═════ Data provided ═════

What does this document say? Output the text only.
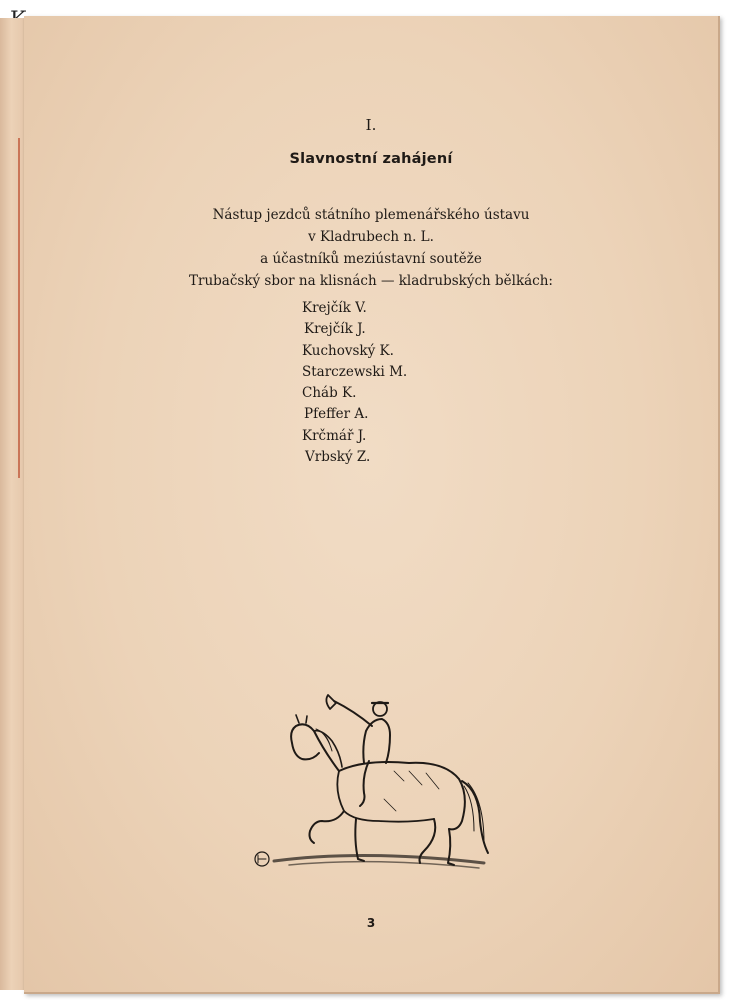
I.
Slavnostní zahájení
Nástup jezdců státního plemenářského ústavu
v Kladrubech n. L.
a účastníků meziústavní soutěže
Trubačský sbor na klisnách — kladrubských bělkách:
Krejčík V.
Krejčík J.
Kuchovský K.
Starczewski M.
Cháb K.
Pfeffer A.
Krčmář J.
Vrbský Z.
3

═════

Task to carry out: Without including any pictures, reproduce the listing exactly.

Correct result:
What does this document say? Output the text only.
I.
Slavnostní zahájení
Nástup jezdců státního plemenářského ústavu
v Kladrubech n. L.
a účastníků meziústavní soutěže
Trubačský sbor na klisnách — kladrubských bělkách:
Krejčík V.
Krejčík J.
Kuchovský K.
Starczewski M.
Cháb K.
Pfeffer A.
Krčmář J.
Vrbský Z.
3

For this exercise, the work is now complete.